### Excerpted records

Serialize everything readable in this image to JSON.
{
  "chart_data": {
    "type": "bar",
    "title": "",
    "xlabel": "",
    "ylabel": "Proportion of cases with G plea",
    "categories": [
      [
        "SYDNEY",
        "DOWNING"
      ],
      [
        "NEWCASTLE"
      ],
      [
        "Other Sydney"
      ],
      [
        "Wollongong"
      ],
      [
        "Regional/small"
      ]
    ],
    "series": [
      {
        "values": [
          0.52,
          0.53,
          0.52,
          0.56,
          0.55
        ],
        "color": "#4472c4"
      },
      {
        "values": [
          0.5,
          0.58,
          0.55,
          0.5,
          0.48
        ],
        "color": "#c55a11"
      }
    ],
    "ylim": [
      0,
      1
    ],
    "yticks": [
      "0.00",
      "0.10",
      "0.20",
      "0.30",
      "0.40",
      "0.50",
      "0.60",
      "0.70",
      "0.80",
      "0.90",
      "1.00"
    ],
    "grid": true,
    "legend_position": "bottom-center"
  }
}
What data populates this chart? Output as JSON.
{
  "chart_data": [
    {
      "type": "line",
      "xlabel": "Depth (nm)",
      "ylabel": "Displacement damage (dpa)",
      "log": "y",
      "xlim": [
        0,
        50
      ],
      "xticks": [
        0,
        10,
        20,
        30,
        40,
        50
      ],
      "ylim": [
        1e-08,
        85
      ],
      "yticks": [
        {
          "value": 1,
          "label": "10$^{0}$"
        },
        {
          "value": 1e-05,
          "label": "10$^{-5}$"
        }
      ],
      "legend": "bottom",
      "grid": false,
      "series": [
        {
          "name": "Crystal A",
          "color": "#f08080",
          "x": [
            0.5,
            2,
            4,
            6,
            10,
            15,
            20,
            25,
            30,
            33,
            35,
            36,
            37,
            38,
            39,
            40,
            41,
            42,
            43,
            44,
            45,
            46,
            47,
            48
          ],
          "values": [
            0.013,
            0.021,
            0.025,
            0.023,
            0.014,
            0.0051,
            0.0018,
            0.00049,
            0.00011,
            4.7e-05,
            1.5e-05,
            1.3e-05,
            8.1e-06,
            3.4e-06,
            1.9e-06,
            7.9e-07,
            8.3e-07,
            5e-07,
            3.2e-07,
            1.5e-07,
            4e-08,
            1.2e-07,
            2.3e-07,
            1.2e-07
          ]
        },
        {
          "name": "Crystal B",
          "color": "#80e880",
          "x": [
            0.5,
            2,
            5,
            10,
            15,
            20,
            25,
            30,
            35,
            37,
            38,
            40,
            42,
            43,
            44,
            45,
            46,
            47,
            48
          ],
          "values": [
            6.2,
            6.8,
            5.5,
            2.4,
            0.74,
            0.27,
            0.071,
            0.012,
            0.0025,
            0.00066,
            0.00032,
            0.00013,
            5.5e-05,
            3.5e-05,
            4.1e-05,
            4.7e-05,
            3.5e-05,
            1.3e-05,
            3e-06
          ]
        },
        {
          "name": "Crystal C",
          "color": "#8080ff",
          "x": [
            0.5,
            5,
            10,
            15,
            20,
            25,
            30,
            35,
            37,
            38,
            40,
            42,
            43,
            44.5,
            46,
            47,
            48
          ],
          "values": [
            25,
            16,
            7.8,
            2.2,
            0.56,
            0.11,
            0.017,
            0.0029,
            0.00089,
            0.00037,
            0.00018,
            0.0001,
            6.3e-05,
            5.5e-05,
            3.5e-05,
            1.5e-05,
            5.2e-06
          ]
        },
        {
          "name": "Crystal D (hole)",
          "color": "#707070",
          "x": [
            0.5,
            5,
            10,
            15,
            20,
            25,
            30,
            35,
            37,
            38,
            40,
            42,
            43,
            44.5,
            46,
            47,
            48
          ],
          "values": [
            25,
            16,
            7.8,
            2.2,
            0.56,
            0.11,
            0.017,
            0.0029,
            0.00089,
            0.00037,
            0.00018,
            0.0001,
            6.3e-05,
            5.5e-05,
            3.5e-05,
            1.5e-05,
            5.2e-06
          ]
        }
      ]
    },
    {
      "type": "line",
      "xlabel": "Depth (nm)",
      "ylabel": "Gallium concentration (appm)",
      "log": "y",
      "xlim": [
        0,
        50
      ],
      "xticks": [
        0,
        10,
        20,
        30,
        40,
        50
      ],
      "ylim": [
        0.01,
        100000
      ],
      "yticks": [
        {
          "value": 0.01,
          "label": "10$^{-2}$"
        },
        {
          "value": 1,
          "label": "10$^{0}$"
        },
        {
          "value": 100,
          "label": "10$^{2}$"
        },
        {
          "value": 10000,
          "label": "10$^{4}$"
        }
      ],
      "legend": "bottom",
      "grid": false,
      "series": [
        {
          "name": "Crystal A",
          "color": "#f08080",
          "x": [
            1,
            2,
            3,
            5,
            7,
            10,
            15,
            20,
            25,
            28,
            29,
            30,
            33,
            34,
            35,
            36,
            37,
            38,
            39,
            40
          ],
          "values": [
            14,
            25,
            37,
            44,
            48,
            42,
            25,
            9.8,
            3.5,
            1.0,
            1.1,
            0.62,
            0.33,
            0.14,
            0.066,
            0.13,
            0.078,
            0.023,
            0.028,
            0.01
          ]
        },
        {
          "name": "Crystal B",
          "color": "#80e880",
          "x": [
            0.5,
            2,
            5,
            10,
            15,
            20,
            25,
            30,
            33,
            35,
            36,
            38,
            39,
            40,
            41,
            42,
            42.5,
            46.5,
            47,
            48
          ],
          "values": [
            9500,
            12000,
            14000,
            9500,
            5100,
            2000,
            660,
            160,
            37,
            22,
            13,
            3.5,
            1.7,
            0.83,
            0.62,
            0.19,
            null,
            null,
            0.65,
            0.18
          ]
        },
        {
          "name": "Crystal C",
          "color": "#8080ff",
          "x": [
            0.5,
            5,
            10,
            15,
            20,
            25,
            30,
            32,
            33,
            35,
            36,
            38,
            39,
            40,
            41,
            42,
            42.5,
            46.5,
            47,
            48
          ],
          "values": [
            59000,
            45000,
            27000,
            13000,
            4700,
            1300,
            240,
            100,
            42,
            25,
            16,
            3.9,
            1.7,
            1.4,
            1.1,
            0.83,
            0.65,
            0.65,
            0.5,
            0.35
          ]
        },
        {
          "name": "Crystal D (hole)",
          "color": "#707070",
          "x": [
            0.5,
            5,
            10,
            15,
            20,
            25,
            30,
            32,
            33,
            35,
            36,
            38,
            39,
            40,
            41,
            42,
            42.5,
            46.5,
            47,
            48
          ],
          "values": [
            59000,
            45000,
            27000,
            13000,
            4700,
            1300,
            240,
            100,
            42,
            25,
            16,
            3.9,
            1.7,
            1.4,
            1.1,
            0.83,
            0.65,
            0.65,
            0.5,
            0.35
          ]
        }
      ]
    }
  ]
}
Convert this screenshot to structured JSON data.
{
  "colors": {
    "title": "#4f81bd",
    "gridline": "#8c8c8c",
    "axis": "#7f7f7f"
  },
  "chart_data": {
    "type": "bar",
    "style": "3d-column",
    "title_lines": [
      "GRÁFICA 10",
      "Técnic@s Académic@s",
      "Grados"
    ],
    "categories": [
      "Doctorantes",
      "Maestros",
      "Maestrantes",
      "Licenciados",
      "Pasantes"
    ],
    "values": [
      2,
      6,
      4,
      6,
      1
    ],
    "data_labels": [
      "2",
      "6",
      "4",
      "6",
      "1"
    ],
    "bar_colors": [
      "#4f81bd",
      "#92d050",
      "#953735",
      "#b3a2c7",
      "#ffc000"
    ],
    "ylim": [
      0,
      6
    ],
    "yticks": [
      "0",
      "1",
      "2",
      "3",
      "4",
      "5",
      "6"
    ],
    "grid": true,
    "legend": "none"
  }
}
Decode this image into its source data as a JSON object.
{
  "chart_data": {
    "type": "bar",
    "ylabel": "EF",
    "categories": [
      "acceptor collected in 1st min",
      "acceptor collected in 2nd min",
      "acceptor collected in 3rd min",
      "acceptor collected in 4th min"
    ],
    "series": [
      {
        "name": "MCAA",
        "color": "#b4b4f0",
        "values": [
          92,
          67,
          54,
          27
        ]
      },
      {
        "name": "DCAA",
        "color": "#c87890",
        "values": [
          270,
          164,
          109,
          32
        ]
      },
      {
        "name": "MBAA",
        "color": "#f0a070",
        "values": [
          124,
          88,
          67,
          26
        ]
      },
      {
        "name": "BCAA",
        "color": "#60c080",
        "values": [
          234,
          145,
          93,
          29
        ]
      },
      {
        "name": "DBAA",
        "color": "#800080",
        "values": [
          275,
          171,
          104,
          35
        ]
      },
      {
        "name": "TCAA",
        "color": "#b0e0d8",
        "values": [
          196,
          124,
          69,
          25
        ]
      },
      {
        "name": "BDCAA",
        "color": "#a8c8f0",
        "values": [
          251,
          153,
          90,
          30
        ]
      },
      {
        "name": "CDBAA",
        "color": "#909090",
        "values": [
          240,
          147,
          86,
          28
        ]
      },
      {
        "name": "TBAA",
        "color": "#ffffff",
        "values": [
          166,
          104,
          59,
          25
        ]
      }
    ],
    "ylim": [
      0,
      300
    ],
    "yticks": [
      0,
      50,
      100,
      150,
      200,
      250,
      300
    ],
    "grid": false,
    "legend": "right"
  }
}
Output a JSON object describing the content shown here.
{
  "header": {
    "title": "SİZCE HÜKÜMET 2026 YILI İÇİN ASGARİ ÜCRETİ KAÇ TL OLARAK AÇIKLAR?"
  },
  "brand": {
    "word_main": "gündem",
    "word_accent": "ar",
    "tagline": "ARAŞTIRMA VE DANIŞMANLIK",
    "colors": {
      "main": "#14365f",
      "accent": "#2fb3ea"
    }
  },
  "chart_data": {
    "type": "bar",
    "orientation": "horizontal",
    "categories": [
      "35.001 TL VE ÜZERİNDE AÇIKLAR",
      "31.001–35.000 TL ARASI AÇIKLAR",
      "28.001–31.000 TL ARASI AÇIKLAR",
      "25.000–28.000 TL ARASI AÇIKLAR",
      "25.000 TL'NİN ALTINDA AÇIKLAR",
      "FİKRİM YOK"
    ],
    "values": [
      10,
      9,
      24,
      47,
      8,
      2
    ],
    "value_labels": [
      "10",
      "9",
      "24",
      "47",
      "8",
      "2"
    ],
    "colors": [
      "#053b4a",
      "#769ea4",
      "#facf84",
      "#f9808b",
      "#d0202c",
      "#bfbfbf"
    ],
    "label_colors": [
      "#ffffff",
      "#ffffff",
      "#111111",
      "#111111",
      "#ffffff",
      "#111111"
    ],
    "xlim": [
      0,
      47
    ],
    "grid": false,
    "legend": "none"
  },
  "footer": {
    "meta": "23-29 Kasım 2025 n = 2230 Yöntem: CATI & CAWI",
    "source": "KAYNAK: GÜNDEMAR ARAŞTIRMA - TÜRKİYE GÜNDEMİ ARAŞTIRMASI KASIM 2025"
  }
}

######

> _The exercise_: Select and copy each line from the data that includes the word "acceptor".

> _Task output_:
      "acceptor collected in 1st min",
      "acceptor collected in 2nd min",
      "acceptor collected in 3rd min",
      "acceptor collected in 4th min"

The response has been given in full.